Task requirements: Exactly reproduce each line of the listing that follows.

Source records:
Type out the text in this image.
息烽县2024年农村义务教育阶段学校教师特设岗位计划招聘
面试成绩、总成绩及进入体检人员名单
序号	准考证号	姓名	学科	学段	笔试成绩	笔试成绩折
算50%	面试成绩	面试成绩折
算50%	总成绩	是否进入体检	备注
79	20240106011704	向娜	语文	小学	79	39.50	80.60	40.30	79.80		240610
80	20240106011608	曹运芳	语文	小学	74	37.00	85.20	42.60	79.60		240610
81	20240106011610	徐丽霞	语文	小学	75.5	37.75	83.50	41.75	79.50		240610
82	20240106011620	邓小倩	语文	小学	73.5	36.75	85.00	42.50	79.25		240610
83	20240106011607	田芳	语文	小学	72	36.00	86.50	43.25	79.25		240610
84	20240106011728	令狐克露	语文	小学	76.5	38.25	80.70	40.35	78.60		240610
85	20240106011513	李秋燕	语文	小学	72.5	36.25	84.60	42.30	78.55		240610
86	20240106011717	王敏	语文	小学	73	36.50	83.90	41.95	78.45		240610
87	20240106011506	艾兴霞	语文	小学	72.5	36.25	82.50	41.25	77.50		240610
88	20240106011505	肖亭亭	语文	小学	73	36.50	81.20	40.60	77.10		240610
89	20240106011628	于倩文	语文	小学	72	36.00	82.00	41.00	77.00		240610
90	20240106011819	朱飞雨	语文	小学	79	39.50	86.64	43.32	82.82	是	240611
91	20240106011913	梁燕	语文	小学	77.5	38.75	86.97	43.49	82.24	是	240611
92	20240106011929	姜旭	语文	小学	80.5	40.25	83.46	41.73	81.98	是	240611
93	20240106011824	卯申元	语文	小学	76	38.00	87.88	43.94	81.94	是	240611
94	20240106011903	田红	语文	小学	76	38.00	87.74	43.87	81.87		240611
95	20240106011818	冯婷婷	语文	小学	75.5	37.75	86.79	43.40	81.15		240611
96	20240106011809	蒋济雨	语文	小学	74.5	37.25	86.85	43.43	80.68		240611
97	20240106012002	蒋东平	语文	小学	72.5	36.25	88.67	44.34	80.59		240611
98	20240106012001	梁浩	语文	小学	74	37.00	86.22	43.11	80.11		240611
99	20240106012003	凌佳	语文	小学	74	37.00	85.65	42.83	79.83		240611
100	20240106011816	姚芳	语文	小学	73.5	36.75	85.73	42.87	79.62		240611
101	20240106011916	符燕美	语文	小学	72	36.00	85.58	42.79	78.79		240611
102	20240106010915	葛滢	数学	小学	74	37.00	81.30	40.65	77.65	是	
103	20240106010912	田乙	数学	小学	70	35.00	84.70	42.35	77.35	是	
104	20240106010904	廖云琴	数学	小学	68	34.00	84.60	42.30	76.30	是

The result:
Type out the text in this image.
息烽县2024年农村义务教育阶段学校教师特设岗位计划招聘
面试成绩、总成绩及进入体检人员名单
序号	准考证号	姓名	学科	学段	笔试成绩	笔试成绩折
算50%	面试成绩	面试成绩折
算50%	总成绩	是否进入体检	备注
79	20240106011704	向娜	语文	小学	79	39.50	80.60	40.30	79.80		240610
80	20240106011608	曹运芳	语文	小学	74	37.00	85.20	42.60	79.60		240610
81	20240106011610	徐丽霞	语文	小学	75.5	37.75	83.50	41.75	79.50		240610
82	20240106011620	邓小倩	语文	小学	73.5	36.75	85.00	42.50	79.25		240610
83	20240106011607	田芳	语文	小学	72	36.00	86.50	43.25	79.25		240610
84	20240106011728	令狐克露	语文	小学	76.5	38.25	80.70	40.35	78.60		240610
85	20240106011513	李秋燕	语文	小学	72.5	36.25	84.60	42.30	78.55		240610
86	20240106011717	王敏	语文	小学	73	36.50	83.90	41.95	78.45		240610
87	20240106011506	艾兴霞	语文	小学	72.5	36.25	82.50	41.25	77.50		240610
88	20240106011505	肖亭亭	语文	小学	73	36.50	81.20	40.60	77.10		240610
89	20240106011628	于倩文	语文	小学	72	36.00	82.00	41.00	77.00		240610
90	20240106011819	朱飞雨	语文	小学	79	39.50	86.64	43.32	82.82	是	240611
91	20240106011913	梁燕	语文	小学	77.5	38.75	86.97	43.49	82.24	是	240611
92	20240106011929	姜旭	语文	小学	80.5	40.25	83.46	41.73	81.98	是	240611
93	20240106011824	卯申元	语文	小学	76	38.00	87.88	43.94	81.94	是	240611
94	20240106011903	田红	语文	小学	76	38.00	87.74	43.87	81.87		240611
95	20240106011818	冯婷婷	语文	小学	75.5	37.75	86.79	43.40	81.15		240611
96	20240106011809	蒋济雨	语文	小学	74.5	37.25	86.85	43.43	80.68		240611
97	20240106012002	蒋东平	语文	小学	72.5	36.25	88.67	44.34	80.59		240611
98	20240106012001	梁浩	语文	小学	74	37.00	86.22	43.11	80.11		240611
99	20240106012003	凌佳	语文	小学	74	37.00	85.65	42.83	79.83		240611
100	20240106011816	姚芳	语文	小学	73.5	36.75	85.73	42.87	79.62		240611
101	20240106011916	符燕美	语文	小学	72	36.00	85.58	42.79	78.79		240611
102	20240106010915	葛滢	数学	小学	74	37.00	81.30	40.65	77.65	是	
103	20240106010912	田乙	数学	小学	70	35.00	84.70	42.35	77.35	是	
104	20240106010904	廖云琴	数学	小学	68	34.00	84.60	42.30	76.30	是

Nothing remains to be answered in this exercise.